Data entries
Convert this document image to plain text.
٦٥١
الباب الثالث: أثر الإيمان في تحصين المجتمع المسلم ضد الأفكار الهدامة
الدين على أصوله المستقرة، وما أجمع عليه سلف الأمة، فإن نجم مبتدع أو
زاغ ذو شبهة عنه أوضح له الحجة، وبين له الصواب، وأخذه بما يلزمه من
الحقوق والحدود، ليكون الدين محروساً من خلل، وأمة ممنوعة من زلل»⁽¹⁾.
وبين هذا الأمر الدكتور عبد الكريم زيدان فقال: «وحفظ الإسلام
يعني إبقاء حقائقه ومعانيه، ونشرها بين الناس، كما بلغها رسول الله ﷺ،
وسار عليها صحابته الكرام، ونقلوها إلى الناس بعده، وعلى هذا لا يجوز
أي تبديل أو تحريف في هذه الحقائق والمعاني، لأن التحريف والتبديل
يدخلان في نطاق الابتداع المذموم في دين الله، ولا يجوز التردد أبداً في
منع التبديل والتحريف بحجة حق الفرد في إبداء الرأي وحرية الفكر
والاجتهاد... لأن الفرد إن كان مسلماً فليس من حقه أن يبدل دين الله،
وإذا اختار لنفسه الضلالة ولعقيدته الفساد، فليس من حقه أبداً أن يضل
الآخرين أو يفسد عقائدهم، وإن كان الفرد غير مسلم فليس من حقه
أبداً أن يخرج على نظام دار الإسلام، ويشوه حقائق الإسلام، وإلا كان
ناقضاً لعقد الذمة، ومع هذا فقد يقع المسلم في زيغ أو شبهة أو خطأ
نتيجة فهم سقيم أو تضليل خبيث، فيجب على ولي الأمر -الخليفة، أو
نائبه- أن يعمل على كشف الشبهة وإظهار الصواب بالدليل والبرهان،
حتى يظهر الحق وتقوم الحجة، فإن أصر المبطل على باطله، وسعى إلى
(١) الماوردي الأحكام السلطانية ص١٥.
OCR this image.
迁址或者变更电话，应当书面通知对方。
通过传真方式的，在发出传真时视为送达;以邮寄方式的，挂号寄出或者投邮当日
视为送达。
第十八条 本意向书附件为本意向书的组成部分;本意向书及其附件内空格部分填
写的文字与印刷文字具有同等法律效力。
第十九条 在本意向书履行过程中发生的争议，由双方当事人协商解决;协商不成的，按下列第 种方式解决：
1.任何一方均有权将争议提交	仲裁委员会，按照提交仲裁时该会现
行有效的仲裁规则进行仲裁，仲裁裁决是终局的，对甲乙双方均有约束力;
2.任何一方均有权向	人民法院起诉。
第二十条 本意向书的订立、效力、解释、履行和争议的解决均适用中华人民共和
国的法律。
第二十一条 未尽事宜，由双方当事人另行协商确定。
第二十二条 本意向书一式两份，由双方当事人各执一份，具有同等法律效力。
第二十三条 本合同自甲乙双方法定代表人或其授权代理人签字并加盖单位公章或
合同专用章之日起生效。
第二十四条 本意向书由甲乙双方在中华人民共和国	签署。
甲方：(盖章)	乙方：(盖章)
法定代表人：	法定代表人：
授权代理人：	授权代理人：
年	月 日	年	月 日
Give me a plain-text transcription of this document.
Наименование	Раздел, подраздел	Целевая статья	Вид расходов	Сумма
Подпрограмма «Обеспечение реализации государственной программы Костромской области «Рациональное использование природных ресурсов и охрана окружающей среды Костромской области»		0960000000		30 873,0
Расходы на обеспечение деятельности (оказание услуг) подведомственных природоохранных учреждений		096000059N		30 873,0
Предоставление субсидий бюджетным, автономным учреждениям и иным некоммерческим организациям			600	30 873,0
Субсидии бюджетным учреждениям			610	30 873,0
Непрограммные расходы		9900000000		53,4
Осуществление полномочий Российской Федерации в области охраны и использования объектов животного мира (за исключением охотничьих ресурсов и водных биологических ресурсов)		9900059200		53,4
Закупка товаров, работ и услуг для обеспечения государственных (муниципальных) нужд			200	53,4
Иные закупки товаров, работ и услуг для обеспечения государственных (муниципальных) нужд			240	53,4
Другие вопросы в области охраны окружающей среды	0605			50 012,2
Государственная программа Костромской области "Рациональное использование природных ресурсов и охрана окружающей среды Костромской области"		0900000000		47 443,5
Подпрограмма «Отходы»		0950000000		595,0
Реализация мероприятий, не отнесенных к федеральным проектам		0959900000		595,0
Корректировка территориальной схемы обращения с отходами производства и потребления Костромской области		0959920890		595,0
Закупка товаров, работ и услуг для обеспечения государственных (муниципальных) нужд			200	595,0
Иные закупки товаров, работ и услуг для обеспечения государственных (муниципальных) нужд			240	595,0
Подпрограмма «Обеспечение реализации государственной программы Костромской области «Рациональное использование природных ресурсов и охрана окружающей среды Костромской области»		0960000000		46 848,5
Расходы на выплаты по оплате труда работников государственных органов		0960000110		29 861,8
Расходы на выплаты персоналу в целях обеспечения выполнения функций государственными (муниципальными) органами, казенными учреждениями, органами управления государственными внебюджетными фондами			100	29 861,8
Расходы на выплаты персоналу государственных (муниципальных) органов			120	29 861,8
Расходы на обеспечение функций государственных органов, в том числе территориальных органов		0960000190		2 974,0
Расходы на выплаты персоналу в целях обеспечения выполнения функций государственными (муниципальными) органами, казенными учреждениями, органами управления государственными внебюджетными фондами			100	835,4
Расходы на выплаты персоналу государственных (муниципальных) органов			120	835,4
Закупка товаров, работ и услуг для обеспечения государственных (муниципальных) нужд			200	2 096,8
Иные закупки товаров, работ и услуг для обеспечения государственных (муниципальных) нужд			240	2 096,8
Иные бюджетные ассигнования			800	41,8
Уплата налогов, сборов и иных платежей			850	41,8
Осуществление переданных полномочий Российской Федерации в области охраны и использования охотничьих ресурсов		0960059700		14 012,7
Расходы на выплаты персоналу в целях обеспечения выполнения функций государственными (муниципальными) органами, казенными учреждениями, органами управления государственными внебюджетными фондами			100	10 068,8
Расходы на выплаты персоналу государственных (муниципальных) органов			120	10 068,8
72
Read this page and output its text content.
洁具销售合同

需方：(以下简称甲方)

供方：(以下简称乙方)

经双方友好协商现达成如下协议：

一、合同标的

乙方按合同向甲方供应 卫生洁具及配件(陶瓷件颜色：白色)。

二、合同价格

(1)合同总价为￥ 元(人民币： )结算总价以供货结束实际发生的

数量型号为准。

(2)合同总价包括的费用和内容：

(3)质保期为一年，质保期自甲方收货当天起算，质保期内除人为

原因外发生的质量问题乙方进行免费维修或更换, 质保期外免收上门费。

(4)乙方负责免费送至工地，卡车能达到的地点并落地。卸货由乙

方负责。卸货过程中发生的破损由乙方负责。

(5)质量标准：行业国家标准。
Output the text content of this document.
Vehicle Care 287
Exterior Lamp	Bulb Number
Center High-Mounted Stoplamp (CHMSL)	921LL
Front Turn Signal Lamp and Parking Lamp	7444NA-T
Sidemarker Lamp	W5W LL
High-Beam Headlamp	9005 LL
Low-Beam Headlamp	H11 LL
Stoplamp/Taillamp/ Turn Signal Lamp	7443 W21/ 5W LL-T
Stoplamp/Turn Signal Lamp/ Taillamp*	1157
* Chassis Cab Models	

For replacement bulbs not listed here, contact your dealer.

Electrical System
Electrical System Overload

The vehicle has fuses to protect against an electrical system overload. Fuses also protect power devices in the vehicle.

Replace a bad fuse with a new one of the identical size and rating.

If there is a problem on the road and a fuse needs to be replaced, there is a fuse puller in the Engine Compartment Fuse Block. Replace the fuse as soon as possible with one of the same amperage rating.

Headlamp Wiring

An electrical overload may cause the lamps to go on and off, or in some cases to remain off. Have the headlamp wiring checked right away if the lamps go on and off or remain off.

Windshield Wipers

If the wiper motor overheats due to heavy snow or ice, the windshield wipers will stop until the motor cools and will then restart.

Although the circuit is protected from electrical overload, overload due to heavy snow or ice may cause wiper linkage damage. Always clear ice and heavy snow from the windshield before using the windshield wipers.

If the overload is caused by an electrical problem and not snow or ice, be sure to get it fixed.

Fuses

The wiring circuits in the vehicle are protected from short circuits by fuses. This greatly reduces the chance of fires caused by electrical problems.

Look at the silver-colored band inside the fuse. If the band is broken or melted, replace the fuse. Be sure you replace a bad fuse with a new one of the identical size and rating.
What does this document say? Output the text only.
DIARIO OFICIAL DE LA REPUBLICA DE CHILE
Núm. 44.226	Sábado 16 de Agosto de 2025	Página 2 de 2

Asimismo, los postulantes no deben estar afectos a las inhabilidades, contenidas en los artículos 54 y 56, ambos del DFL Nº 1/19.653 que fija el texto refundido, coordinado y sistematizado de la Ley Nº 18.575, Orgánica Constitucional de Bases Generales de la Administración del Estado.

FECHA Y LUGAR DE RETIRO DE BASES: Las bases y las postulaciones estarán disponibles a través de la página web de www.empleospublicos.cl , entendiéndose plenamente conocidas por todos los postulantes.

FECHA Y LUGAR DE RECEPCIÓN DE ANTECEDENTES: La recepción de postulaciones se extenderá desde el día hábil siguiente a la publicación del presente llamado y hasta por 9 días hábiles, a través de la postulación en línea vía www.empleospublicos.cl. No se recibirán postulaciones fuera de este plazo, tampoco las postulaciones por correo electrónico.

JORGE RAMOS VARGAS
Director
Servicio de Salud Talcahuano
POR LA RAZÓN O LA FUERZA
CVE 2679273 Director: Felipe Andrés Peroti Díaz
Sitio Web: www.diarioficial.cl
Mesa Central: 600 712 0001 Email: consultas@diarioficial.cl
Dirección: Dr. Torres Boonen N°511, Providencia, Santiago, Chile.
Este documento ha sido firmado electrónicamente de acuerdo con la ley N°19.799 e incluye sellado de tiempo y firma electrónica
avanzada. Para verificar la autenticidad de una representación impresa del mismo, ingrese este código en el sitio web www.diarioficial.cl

◆ **Problem requirements**
Pull out every line containing "Подпрограмма".

◆ **Expected output**
Подпрограмма «Обеспечение реализации государственной программы Костромской области «Рациональное использование природных ресурсов и охрана окружающей среды Костромской области»		0960000000		30 873,0
Подпрограмма «Отходы»		0950000000		595,0
Подпрограмма «Обеспечение реализации государственной программы Костромской области «Рациональное использование природных ресурсов и охрана окружающей среды Костромской области»		0960000000		46 848,5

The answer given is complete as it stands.